What to produce: Omit the images, then output each of the records below exactly.

(Excerpt from a dataset)
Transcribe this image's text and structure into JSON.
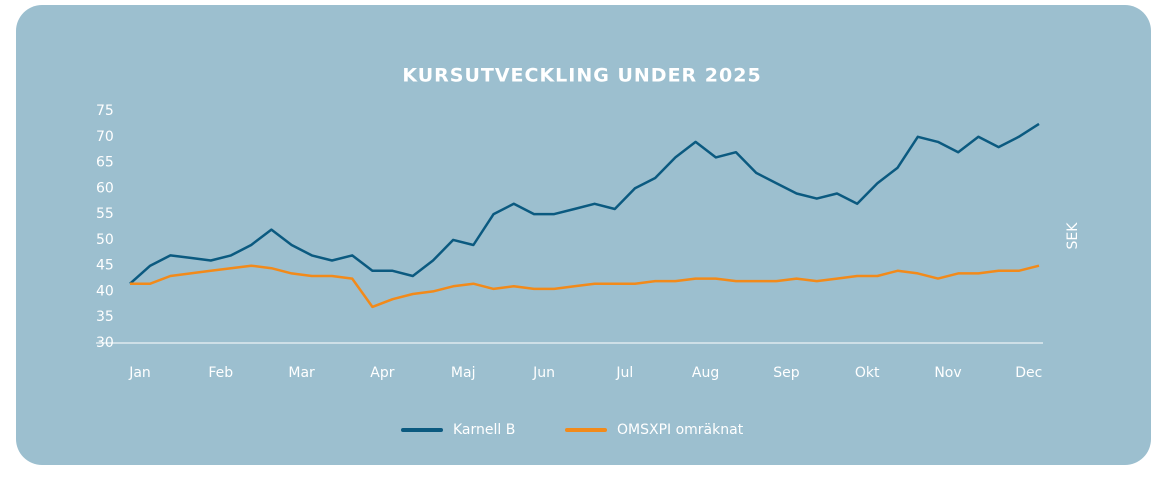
{
  "chart_data": {
    "type": "line",
    "title": "KURSUTVECKLING UNDER 2025",
    "y_label": "SEK",
    "categories": [
      "Jan",
      null,
      null,
      null,
      "Feb",
      null,
      null,
      null,
      "Mar",
      null,
      null,
      null,
      "Apr",
      null,
      null,
      null,
      "Maj",
      null,
      null,
      null,
      "Jun",
      null,
      null,
      null,
      "Jul",
      null,
      null,
      null,
      "Aug",
      null,
      null,
      null,
      "Sep",
      null,
      null,
      null,
      "Okt",
      null,
      null,
      null,
      "Nov",
      null,
      null,
      null,
      "Dec",
      null
    ],
    "series": [
      {
        "name": "Karnell B",
        "color": "#0b5a80",
        "values": [
          41.5,
          45,
          47,
          46.5,
          46,
          47,
          49,
          52,
          49,
          47,
          46,
          47,
          44,
          44,
          43,
          46,
          50,
          49,
          55,
          57,
          55,
          55,
          56,
          57,
          56,
          60,
          62,
          66,
          69,
          66,
          67,
          63,
          61,
          59,
          58,
          59,
          57,
          61,
          64,
          70,
          69,
          67,
          70,
          68,
          70,
          72.5
        ]
      },
      {
        "name": "OMSXPI omräknat",
        "color": "#f28a1a",
        "values": [
          41.5,
          41.5,
          43,
          43.5,
          44,
          44.5,
          45,
          44.5,
          43.5,
          43,
          43,
          42.5,
          37,
          38.5,
          39.5,
          40,
          41,
          41.5,
          40.5,
          41,
          40.5,
          40.5,
          41,
          41.5,
          41.5,
          41.5,
          42,
          42,
          42.5,
          42.5,
          42,
          42,
          42,
          42.5,
          42,
          42.5,
          43,
          43,
          44,
          43.5,
          42.5,
          43.5,
          43.5,
          44,
          44,
          45
        ]
      }
    ],
    "ylim": [
      30,
      75
    ],
    "yticks": [
      30,
      35,
      40,
      45,
      50,
      55,
      60,
      65,
      70,
      75
    ],
    "grid": false,
    "legend": "bottom"
  }
}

Exercise solution:
Transcribe this image's text and structure into JSON.
{
  "chart_data": {
    "type": "line",
    "title": "KURSUTVECKLING UNDER 2025",
    "y_label": "SEK",
    "categories": [
      "Jan",
      null,
      null,
      null,
      "Feb",
      null,
      null,
      null,
      "Mar",
      null,
      null,
      null,
      "Apr",
      null,
      null,
      null,
      "Maj",
      null,
      null,
      null,
      "Jun",
      null,
      null,
      null,
      "Jul",
      null,
      null,
      null,
      "Aug",
      null,
      null,
      null,
      "Sep",
      null,
      null,
      null,
      "Okt",
      null,
      null,
      null,
      "Nov",
      null,
      null,
      null,
      "Dec",
      null
    ],
    "series": [
      {
        "name": "Karnell B",
        "color": "#0b5a80",
        "values": [
          41.5,
          45,
          47,
          46.5,
          46,
          47,
          49,
          52,
          49,
          47,
          46,
          47,
          44,
          44,
          43,
          46,
          50,
          49,
          55,
          57,
          55,
          55,
          56,
          57,
          56,
          60,
          62,
          66,
          69,
          66,
          67,
          63,
          61,
          59,
          58,
          59,
          57,
          61,
          64,
          70,
          69,
          67,
          70,
          68,
          70,
          72.5
        ]
      },
      {
        "name": "OMSXPI omräknat",
        "color": "#f28a1a",
        "values": [
          41.5,
          41.5,
          43,
          43.5,
          44,
          44.5,
          45,
          44.5,
          43.5,
          43,
          43,
          42.5,
          37,
          38.5,
          39.5,
          40,
          41,
          41.5,
          40.5,
          41,
          40.5,
          40.5,
          41,
          41.5,
          41.5,
          41.5,
          42,
          42,
          42.5,
          42.5,
          42,
          42,
          42,
          42.5,
          42,
          42.5,
          43,
          43,
          44,
          43.5,
          42.5,
          43.5,
          43.5,
          44,
          44,
          45
        ]
      }
    ],
    "ylim": [
      30,
      75
    ],
    "yticks": [
      30,
      35,
      40,
      45,
      50,
      55,
      60,
      65,
      70,
      75
    ],
    "grid": false,
    "legend": "bottom"
  }
}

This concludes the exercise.